The exercise.
Where a line holds the word "from", copy that line.

Extracted entries.
[start]

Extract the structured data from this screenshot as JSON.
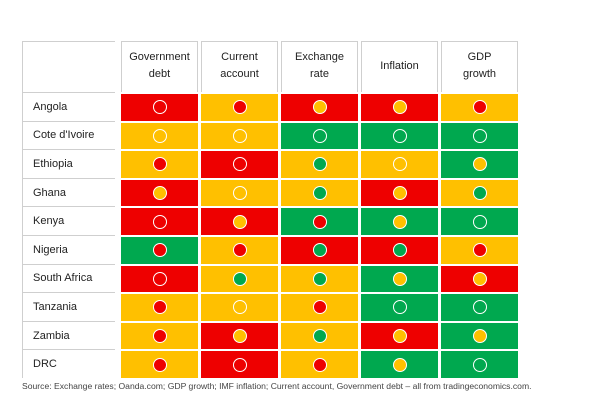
{
  "colors": {
    "red": "#ee0000",
    "amber": "#ffc000",
    "green": "#00a84f"
  },
  "columns": [
    "Government\ndebt",
    "Current\naccount",
    "Exchange\nrate",
    "Inflation",
    "GDP\ngrowth"
  ],
  "rows": [
    {
      "country": "Angola",
      "cells": [
        [
          "red",
          null
        ],
        [
          "amber",
          "red"
        ],
        [
          "red",
          "amber"
        ],
        [
          "red",
          "amber"
        ],
        [
          "amber",
          "red"
        ]
      ]
    },
    {
      "country": "Cote d'Ivoire",
      "cells": [
        [
          "amber",
          null
        ],
        [
          "amber",
          null
        ],
        [
          "green",
          null
        ],
        [
          "green",
          null
        ],
        [
          "green",
          null
        ]
      ]
    },
    {
      "country": "Ethiopia",
      "cells": [
        [
          "amber",
          "red"
        ],
        [
          "red",
          null
        ],
        [
          "amber",
          "green"
        ],
        [
          "amber",
          null
        ],
        [
          "green",
          "amber"
        ]
      ]
    },
    {
      "country": "Ghana",
      "cells": [
        [
          "red",
          "amber"
        ],
        [
          "amber",
          null
        ],
        [
          "amber",
          "green"
        ],
        [
          "red",
          "amber"
        ],
        [
          "amber",
          "green"
        ]
      ]
    },
    {
      "country": "Kenya",
      "cells": [
        [
          "red",
          null
        ],
        [
          "red",
          "amber"
        ],
        [
          "green",
          "red"
        ],
        [
          "green",
          "amber"
        ],
        [
          "green",
          null
        ]
      ]
    },
    {
      "country": "Nigeria",
      "cells": [
        [
          "green",
          "red"
        ],
        [
          "amber",
          "red"
        ],
        [
          "red",
          "green"
        ],
        [
          "red",
          "green"
        ],
        [
          "amber",
          "red"
        ]
      ]
    },
    {
      "country": "South Africa",
      "cells": [
        [
          "red",
          null
        ],
        [
          "amber",
          "green"
        ],
        [
          "amber",
          "green"
        ],
        [
          "green",
          "amber"
        ],
        [
          "red",
          "amber"
        ]
      ]
    },
    {
      "country": "Tanzania",
      "cells": [
        [
          "amber",
          "red"
        ],
        [
          "amber",
          null
        ],
        [
          "amber",
          "red"
        ],
        [
          "green",
          null
        ],
        [
          "green",
          null
        ]
      ]
    },
    {
      "country": "Zambia",
      "cells": [
        [
          "amber",
          "red"
        ],
        [
          "red",
          "amber"
        ],
        [
          "amber",
          "green"
        ],
        [
          "red",
          "amber"
        ],
        [
          "green",
          "amber"
        ]
      ]
    },
    {
      "country": "DRC",
      "cells": [
        [
          "amber",
          "red"
        ],
        [
          "red",
          null
        ],
        [
          "amber",
          "red"
        ],
        [
          "green",
          "amber"
        ],
        [
          "green",
          null
        ]
      ]
    }
  ],
  "source": "Source: Exchange rates; Oanda.com; GDP growth; IMF inflation; Current account, Government debt – all from tradingeconomics.com."
}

[end]

Expected answer.
Extract the structured data from this screenshot as JSON.
  "source": "Source: Exchange rates; Oanda.com; GDP growth; IMF inflation; Current account, Government debt – all from tradingeconomics.com."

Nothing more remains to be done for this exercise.